Items listed in a dataset »

········

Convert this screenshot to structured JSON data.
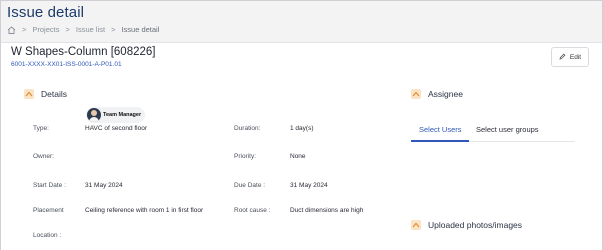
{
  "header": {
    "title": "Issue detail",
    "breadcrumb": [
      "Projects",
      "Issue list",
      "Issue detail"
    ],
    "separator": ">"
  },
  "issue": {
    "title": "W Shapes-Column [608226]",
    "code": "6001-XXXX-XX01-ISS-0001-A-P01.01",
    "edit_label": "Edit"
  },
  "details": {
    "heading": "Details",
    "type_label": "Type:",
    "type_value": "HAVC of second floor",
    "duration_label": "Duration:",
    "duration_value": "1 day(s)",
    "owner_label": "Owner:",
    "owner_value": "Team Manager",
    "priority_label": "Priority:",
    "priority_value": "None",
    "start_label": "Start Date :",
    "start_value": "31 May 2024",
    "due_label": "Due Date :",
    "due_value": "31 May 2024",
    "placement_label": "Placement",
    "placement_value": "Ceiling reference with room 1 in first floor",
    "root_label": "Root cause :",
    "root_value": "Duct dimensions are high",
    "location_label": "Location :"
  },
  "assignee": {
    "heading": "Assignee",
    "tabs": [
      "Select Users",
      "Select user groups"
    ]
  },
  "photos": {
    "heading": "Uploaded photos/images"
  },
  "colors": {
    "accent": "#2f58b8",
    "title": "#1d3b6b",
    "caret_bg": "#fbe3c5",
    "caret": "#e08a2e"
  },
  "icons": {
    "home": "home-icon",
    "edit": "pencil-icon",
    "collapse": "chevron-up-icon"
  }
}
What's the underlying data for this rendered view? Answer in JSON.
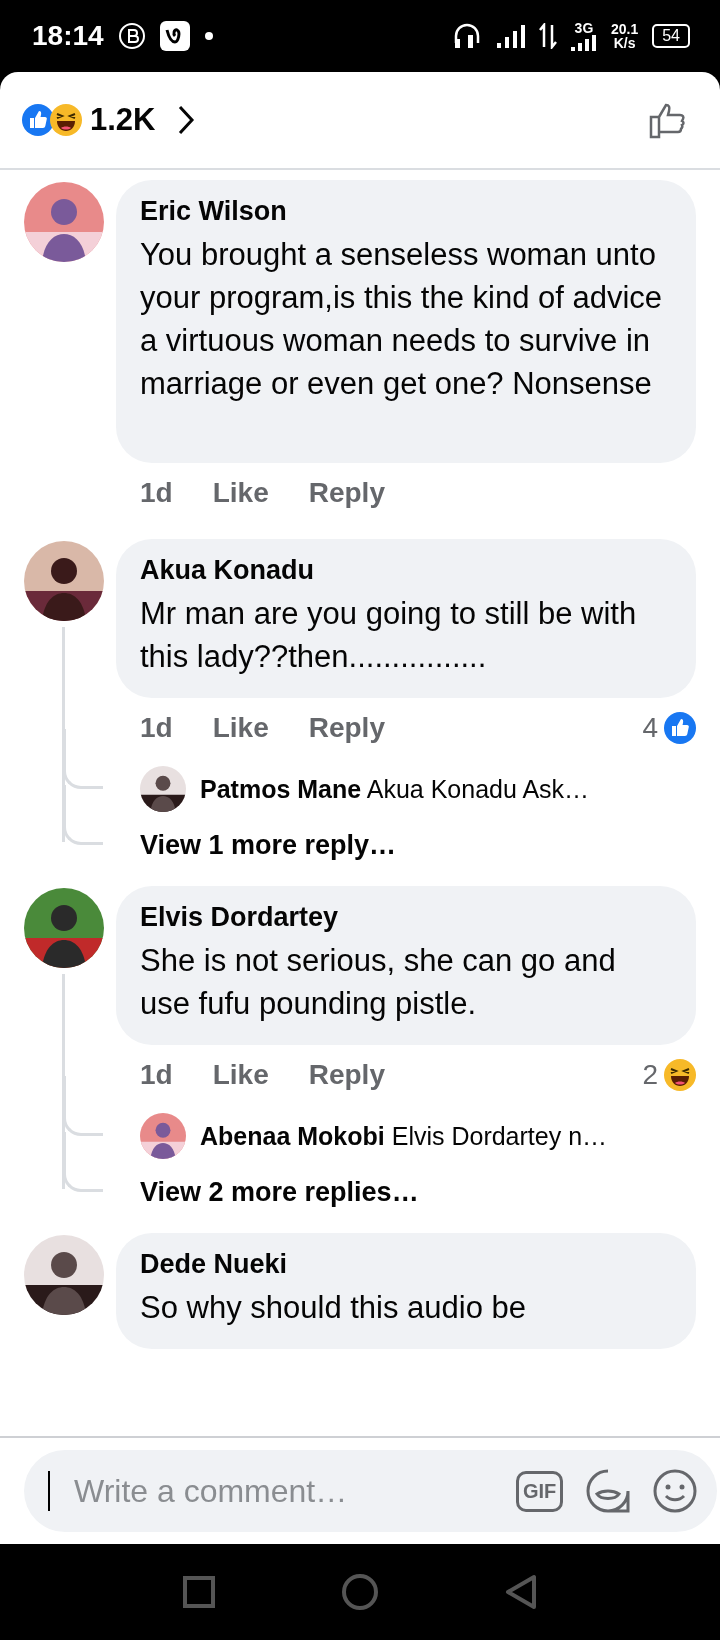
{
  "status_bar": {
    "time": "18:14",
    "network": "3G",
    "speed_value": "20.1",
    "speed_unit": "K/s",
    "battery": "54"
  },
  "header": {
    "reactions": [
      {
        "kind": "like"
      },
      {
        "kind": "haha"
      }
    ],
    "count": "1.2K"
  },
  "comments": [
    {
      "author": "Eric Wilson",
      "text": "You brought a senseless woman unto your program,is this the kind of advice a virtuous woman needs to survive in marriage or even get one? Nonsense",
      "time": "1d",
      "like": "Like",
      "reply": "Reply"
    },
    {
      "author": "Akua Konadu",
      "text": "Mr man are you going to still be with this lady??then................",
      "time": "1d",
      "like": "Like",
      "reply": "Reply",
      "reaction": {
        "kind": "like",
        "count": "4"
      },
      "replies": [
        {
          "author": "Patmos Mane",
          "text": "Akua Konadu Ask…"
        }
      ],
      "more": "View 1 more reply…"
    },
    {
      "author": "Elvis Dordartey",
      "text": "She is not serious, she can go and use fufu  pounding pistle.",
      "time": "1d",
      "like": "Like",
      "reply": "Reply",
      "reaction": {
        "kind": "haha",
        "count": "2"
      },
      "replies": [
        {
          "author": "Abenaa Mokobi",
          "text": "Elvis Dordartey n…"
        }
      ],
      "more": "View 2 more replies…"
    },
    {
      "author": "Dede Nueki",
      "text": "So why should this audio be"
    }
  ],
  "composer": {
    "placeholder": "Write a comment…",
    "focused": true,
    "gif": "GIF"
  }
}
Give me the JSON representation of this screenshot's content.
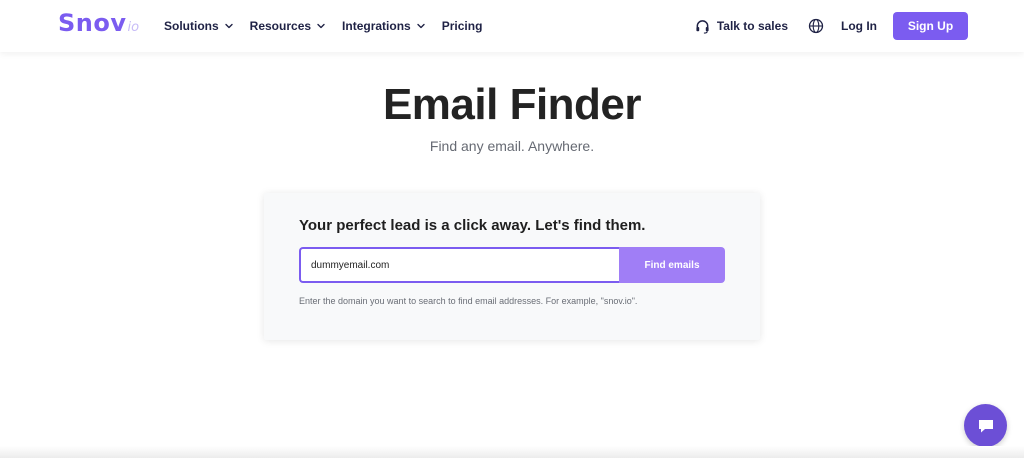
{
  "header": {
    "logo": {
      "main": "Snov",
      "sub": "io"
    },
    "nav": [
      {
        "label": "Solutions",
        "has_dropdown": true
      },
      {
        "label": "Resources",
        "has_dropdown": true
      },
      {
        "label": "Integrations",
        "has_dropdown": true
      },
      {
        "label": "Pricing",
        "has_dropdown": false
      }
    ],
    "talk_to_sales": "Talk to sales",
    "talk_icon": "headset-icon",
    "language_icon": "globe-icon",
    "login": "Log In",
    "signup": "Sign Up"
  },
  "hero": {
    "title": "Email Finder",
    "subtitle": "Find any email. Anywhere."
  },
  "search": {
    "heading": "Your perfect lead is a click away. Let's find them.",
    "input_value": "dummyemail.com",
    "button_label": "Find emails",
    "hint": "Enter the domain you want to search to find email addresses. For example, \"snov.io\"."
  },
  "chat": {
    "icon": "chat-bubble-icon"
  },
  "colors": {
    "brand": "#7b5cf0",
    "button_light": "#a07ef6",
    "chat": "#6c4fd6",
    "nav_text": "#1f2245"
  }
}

········

What you are asked to do » Quote all the lines above exactly as given. Do not include the pictures.

Written response »
Convert this screenshot to structured JSON data.
{
  "header": {
    "title": "Issue detail",
    "breadcrumb": [
      "Projects",
      "Issue list",
      "Issue detail"
    ],
    "separator": ">"
  },
  "issue": {
    "title": "W Shapes-Column [608226]",
    "code": "6001-XXXX-XX01-ISS-0001-A-P01.01",
    "edit_label": "Edit"
  },
  "details": {
    "heading": "Details",
    "type_label": "Type:",
    "type_value": "HAVC of second floor",
    "duration_label": "Duration:",
    "duration_value": "1 day(s)",
    "owner_label": "Owner:",
    "owner_value": "Team Manager",
    "priority_label": "Priority:",
    "priority_value": "None",
    "start_label": "Start Date :",
    "start_value": "31 May 2024",
    "due_label": "Due Date :",
    "due_value": "31 May 2024",
    "placement_label": "Placement",
    "placement_value": "Ceiling reference with room 1 in first floor",
    "root_label": "Root cause :",
    "root_value": "Duct dimensions are high",
    "location_label": "Location :"
  },
  "assignee": {
    "heading": "Assignee",
    "tabs": [
      "Select Users",
      "Select user groups"
    ]
  },
  "photos": {
    "heading": "Uploaded photos/images"
  },
  "colors": {
    "accent": "#2f58b8",
    "title": "#1d3b6b",
    "caret_bg": "#fbe3c5",
    "caret": "#e08a2e"
  },
  "icons": {
    "home": "home-icon",
    "edit": "pencil-icon",
    "collapse": "chevron-up-icon"
  }
}
What's the underlying data for this rendered view? Answer in JSON.
{
  "status_bar": {
    "time": "18:14",
    "network": "3G",
    "speed_value": "20.1",
    "speed_unit": "K/s",
    "battery": "54"
  },
  "header": {
    "reactions": [
      {
        "kind": "like"
      },
      {
        "kind": "haha"
      }
    ],
    "count": "1.2K"
  },
  "comments": [
    {
      "author": "Eric Wilson",
      "text": "You brought a senseless woman unto your program,is this the kind of advice a virtuous woman needs to survive in marriage or even get one? Nonsense",
      "time": "1d",
      "like": "Like",
      "reply": "Reply"
    },
    {
      "author": "Akua Konadu",
      "text": "Mr man are you going to still be with this lady??then................",
      "time": "1d",
      "like": "Like",
      "reply": "Reply",
      "reaction": {
        "kind": "like",
        "count": "4"
      },
      "replies": [
        {
          "author": "Patmos Mane",
          "text": "Akua Konadu Ask…"
        }
      ],
      "more": "View 1 more reply…"
    },
    {
      "author": "Elvis Dordartey",
      "text": "She is not serious, she can go and use fufu  pounding pistle.",
      "time": "1d",
      "like": "Like",
      "reply": "Reply",
      "reaction": {
        "kind": "haha",
        "count": "2"
      },
      "replies": [
        {
          "author": "Abenaa Mokobi",
          "text": "Elvis Dordartey n…"
        }
      ],
      "more": "View 2 more replies…"
    },
    {
      "author": "Dede Nueki",
      "text": "So why should this audio be"
    }
  ],
  "composer": {
    "placeholder": "Write a comment…",
    "focused": true,
    "gif": "GIF"
  }
}
Give me the JSON representation of this screenshot's content.
{
  "header": {
    "logo": {
      "main": "Snov",
      "sub": "io"
    },
    "nav": [
      {
        "label": "Solutions",
        "has_dropdown": true
      },
      {
        "label": "Resources",
        "has_dropdown": true
      },
      {
        "label": "Integrations",
        "has_dropdown": true
      },
      {
        "label": "Pricing",
        "has_dropdown": false
      }
    ],
    "talk_to_sales": "Talk to sales",
    "talk_icon": "headset-icon",
    "language_icon": "globe-icon",
    "login": "Log In",
    "signup": "Sign Up"
  },
  "hero": {
    "title": "Email Finder",
    "subtitle": "Find any email. Anywhere."
  },
  "search": {
    "heading": "Your perfect lead is a click away. Let's find them.",
    "input_value": "dummyemail.com",
    "button_label": "Find emails",
    "hint": "Enter the domain you want to search to find email addresses. For example, \"snov.io\"."
  },
  "chat": {
    "icon": "chat-bubble-icon"
  },
  "colors": {
    "brand": "#7b5cf0",
    "button_light": "#a07ef6",
    "chat": "#6c4fd6",
    "nav_text": "#1f2245"
  }
}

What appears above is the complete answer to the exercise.